Extracted entries
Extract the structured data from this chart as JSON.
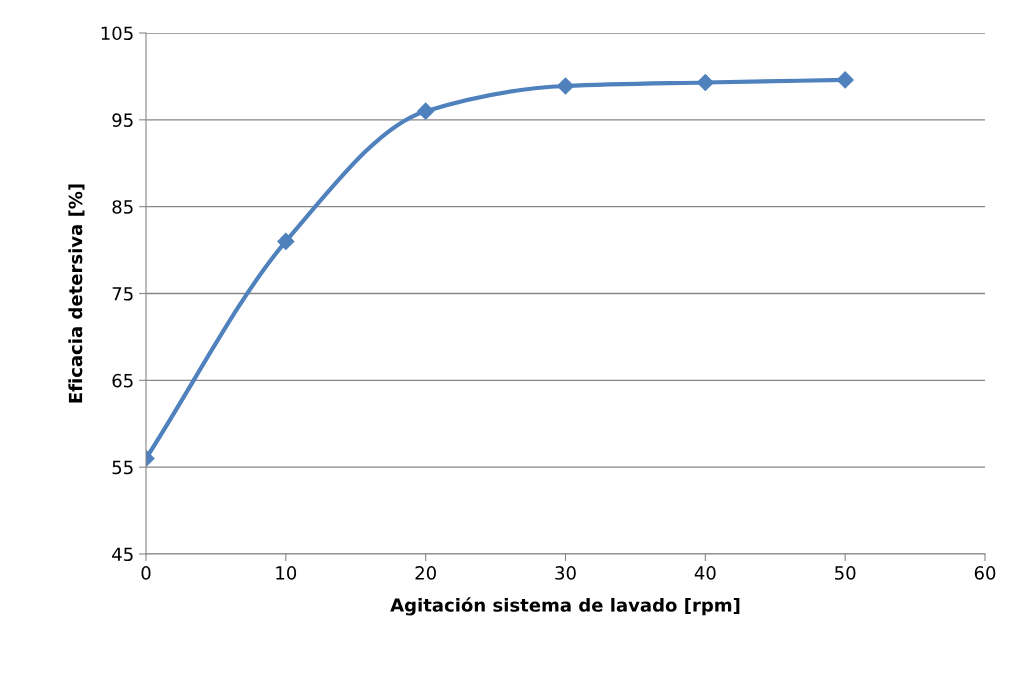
{
  "chart_data": {
    "type": "line",
    "xlabel": "Agitación sistema de lavado [rpm]",
    "ylabel": "Eficacia detersiva [%]",
    "x": [
      0,
      10,
      20,
      30,
      40,
      50
    ],
    "series": [
      {
        "color": "#4f81bd",
        "values": [
          56,
          81,
          96,
          98.9,
          99.3,
          99.6
        ]
      }
    ],
    "xlim": [
      0,
      60
    ],
    "xticks": [
      0,
      10,
      20,
      30,
      40,
      50,
      60
    ],
    "ylim": [
      45,
      105
    ],
    "yticks": [
      45,
      55,
      65,
      75,
      85,
      95,
      105
    ],
    "grid": "y",
    "marker": "diamond",
    "line_style": "solid"
  }
}
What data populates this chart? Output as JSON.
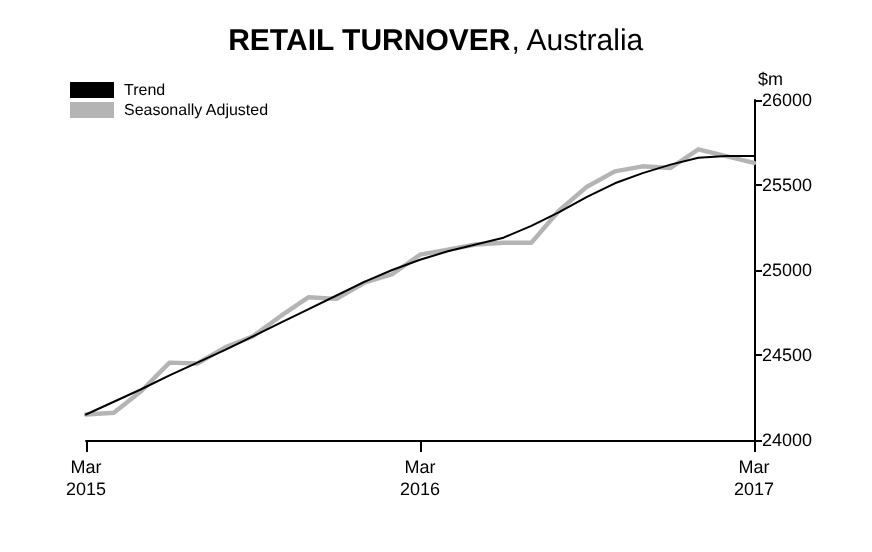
{
  "chart_data": {
    "type": "line",
    "title": "RETAIL TURNOVER, Australia",
    "ylabel": "$m",
    "categories": [
      "Mar 2015",
      null,
      null,
      null,
      null,
      null,
      null,
      null,
      null,
      null,
      null,
      null,
      "Mar 2016",
      null,
      null,
      null,
      null,
      null,
      null,
      null,
      null,
      null,
      null,
      null,
      "Mar 2017"
    ],
    "series": [
      {
        "name": "Trend",
        "color": "#000000",
        "values": [
          24150,
          24225,
          24300,
          24380,
          24455,
          24530,
          24610,
          24690,
          24770,
          24850,
          24930,
          25000,
          25060,
          25110,
          25150,
          25190,
          25260,
          25340,
          25430,
          25510,
          25570,
          25620,
          25660,
          25670,
          25670
        ]
      },
      {
        "name": "Seasonally Adjusted",
        "color": "#b4b4b4",
        "values": [
          24150,
          24160,
          24290,
          24455,
          24450,
          24545,
          24610,
          24730,
          24840,
          24830,
          24925,
          24975,
          25090,
          25120,
          25150,
          25160,
          25160,
          25350,
          25490,
          25580,
          25610,
          25600,
          25710,
          25670,
          25630
        ]
      }
    ],
    "ylim": [
      24000,
      26000
    ],
    "yticks": [
      24000,
      24500,
      25000,
      25500,
      26000
    ],
    "grid": false,
    "legend": "top left",
    "marker": "none",
    "line_style": "solid"
  }
}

Your instructions
Identify lines with the string "JSON". Copy each one.

Response to this exercise
Extract the structured data from this chart as JSON.
What data populates this chart? Output as JSON.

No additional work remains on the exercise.